PROBLEM
Return each entry exactly, with none missing.

-------- PROVIDED DATA --------

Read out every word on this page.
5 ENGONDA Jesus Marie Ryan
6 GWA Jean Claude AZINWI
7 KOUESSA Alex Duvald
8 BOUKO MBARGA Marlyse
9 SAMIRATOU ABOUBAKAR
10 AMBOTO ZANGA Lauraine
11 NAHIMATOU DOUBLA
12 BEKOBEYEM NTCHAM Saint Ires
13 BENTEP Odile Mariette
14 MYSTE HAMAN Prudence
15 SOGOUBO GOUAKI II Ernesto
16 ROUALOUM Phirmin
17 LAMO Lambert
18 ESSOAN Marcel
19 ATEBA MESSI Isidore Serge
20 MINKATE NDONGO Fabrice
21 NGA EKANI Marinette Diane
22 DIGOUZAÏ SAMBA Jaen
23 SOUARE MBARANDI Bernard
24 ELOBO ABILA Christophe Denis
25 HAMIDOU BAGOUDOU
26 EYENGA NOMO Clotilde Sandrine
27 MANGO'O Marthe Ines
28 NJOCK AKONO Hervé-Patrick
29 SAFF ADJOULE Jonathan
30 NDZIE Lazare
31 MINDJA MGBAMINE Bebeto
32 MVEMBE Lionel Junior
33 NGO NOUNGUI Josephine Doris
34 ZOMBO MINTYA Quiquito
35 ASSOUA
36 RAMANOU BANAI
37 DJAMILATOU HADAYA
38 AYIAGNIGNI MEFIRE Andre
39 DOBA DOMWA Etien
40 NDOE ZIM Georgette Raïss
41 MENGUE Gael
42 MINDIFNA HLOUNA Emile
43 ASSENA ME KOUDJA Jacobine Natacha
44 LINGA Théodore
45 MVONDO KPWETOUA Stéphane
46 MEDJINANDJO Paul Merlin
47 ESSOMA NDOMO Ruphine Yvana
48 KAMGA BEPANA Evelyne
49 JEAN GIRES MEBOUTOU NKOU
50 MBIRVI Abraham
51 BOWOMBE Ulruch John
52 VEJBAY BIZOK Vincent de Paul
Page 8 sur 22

--------

TASK RESPONSE
Read out every word on this page.
5 ENGONDA Jesus Marie Ryan
6 GWA Jean Claude AZINWI
7 KOUESSA Alex Duvald
8 BOUKO MBARGA Marlyse
9 SAMIRATOU ABOUBAKAR
10 AMBOTO ZANGA Lauraine
11 NAHIMATOU DOUBLA
12 BEKOBEYEM NTCHAM Saint Ires
13 BENTEP Odile Mariette
14 MYSTE HAMAN Prudence
15 SOGOUBO GOUAKI II Ernesto
16 ROUALOUM Phirmin
17 LAMO Lambert
18 ESSOAN Marcel
19 ATEBA MESSI Isidore Serge
20 MINKATE NDONGO Fabrice
21 NGA EKANI Marinette Diane
22 DIGOUZAÏ SAMBA Jaen
23 SOUARE MBARANDI Bernard
24 ELOBO ABILA Christophe Denis
25 HAMIDOU BAGOUDOU
26 EYENGA NOMO Clotilde Sandrine
27 MANGO'O Marthe Ines
28 NJOCK AKONO Hervé-Patrick
29 SAFF ADJOULE Jonathan
30 NDZIE Lazare
31 MINDJA MGBAMINE Bebeto
32 MVEMBE Lionel Junior
33 NGO NOUNGUI Josephine Doris
34 ZOMBO MINTYA Quiquito
35 ASSOUA
36 RAMANOU BANAI
37 DJAMILATOU HADAYA
38 AYIAGNIGNI MEFIRE Andre
39 DOBA DOMWA Etien
40 NDOE ZIM Georgette Raïss
41 MENGUE Gael
42 MINDIFNA HLOUNA Emile
43 ASSENA ME KOUDJA Jacobine Natacha
44 LINGA Théodore
45 MVONDO KPWETOUA Stéphane
46 MEDJINANDJO Paul Merlin
47 ESSOMA NDOMO Ruphine Yvana
48 KAMGA BEPANA Evelyne
49 JEAN GIRES MEBOUTOU NKOU
50 MBIRVI Abraham
51 BOWOMBE Ulruch John
52 VEJBAY BIZOK Vincent de Paul
Page 8 sur 22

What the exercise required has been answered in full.